• [Requirement] Locate and copy each line in the data that contains the word "Option".

• [Input records]
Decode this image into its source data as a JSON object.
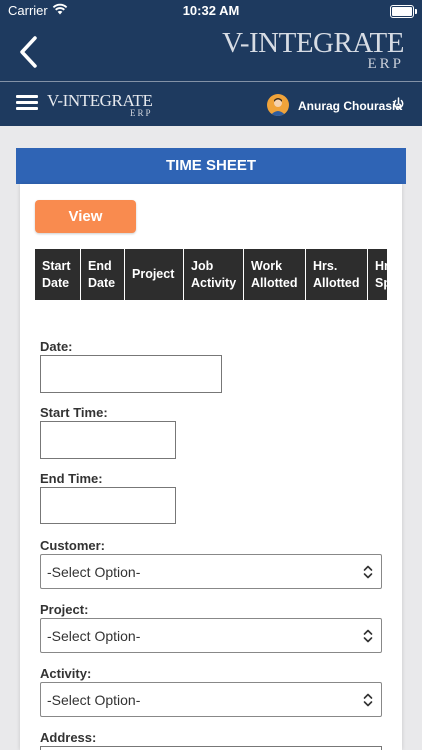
{
  "status_bar": {
    "carrier": "Carrier",
    "time": "10:32 AM"
  },
  "header": {
    "brand_main": "V-INTEGRATE",
    "brand_sub": "ERP",
    "user_name": "Anurag Chourasia"
  },
  "timesheet": {
    "title": "TIME SHEET",
    "view_button": "View",
    "columns": [
      {
        "label": "Start Date"
      },
      {
        "label": "End Date"
      },
      {
        "label": "Project"
      },
      {
        "label": "Job Activity"
      },
      {
        "label": "Work Allotted"
      },
      {
        "label": "Hrs. Allotted"
      },
      {
        "label": "Hrs. Spent"
      }
    ]
  },
  "form": {
    "date_label": "Date:",
    "date_value": "",
    "start_time_label": "Start Time:",
    "start_time_value": "",
    "end_time_label": "End Time:",
    "end_time_value": "",
    "customer_label": "Customer:",
    "customer_selected": "-Select Option-",
    "project_label": "Project:",
    "project_selected": "-Select Option-",
    "activity_label": "Activity:",
    "activity_selected": "-Select Option-",
    "address_label": "Address:"
  }
}
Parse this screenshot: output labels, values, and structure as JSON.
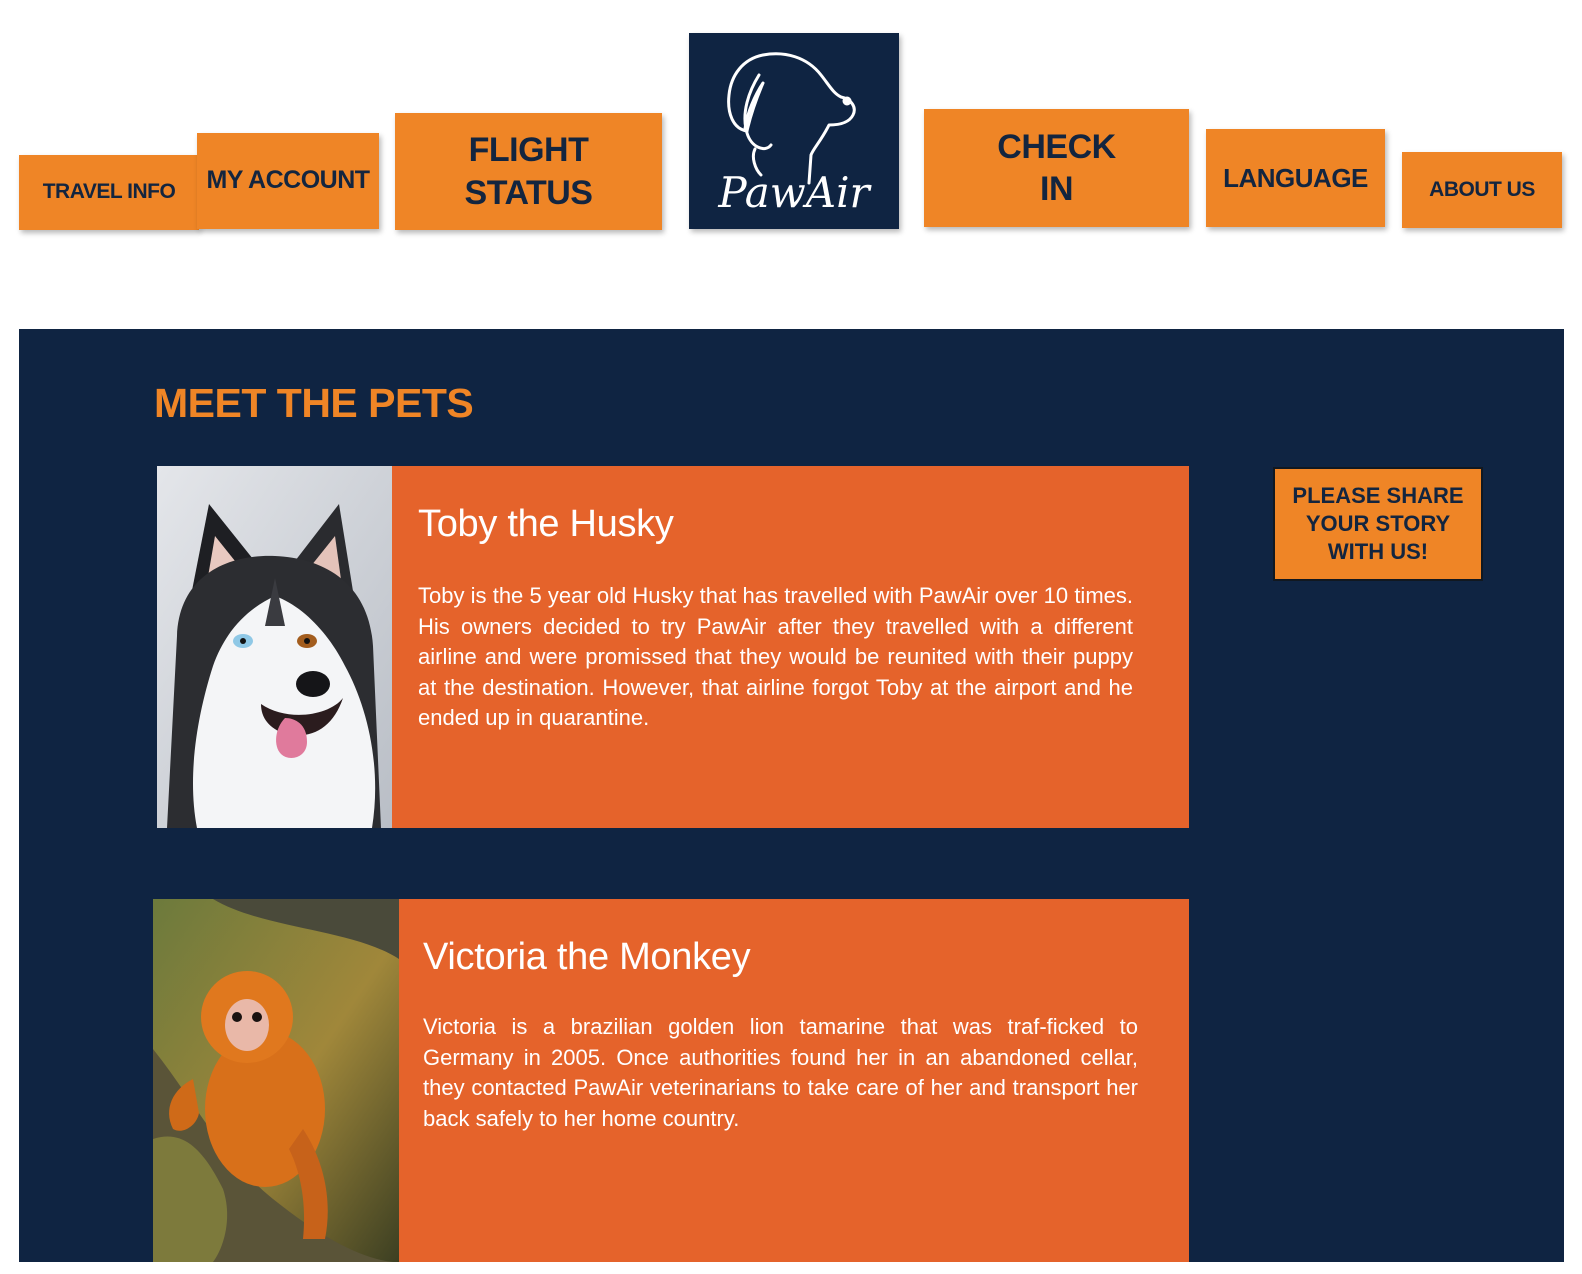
{
  "nav": {
    "travel_info": "TRAVEL INFO",
    "my_account": "MY ACCOUNT",
    "flight_status": "FLIGHT STATUS",
    "check_in": "CHECK IN",
    "language": "LANGUAGE",
    "about_us": "ABOUT US"
  },
  "logo": {
    "text": "PawAir",
    "icon": "dog-head-icon"
  },
  "section": {
    "title": "MEET THE PETS",
    "share_button": "PLEASE SHARE YOUR STORY WITH US!"
  },
  "pets": [
    {
      "name": "Toby the Husky",
      "photo": "husky-photo",
      "description": "Toby is the 5 year old Husky that has travelled with PawAir over 10 times. His owners decided to try PawAir after they travelled with a different airline and were promissed that they would be reunited with their puppy at the destination. However, that airline forgot Toby at the airport and he ended up in quarantine."
    },
    {
      "name": "Victoria the Monkey",
      "photo": "monkey-photo",
      "description": "Victoria is a brazilian golden lion tamarine that was traf-ficked to Germany in 2005. Once authorities found her in an abandoned cellar, they contacted PawAir veterinarians to take care of her and transport her back safely to her home country."
    }
  ],
  "colors": {
    "navy": "#0f2442",
    "nav_orange": "#ef8526",
    "card_orange": "#e5632b"
  }
}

• [Correct result]
    "customer_selected": "-Select Option-",
    "project_selected": "-Select Option-",
    "activity_selected": "-Select Option-",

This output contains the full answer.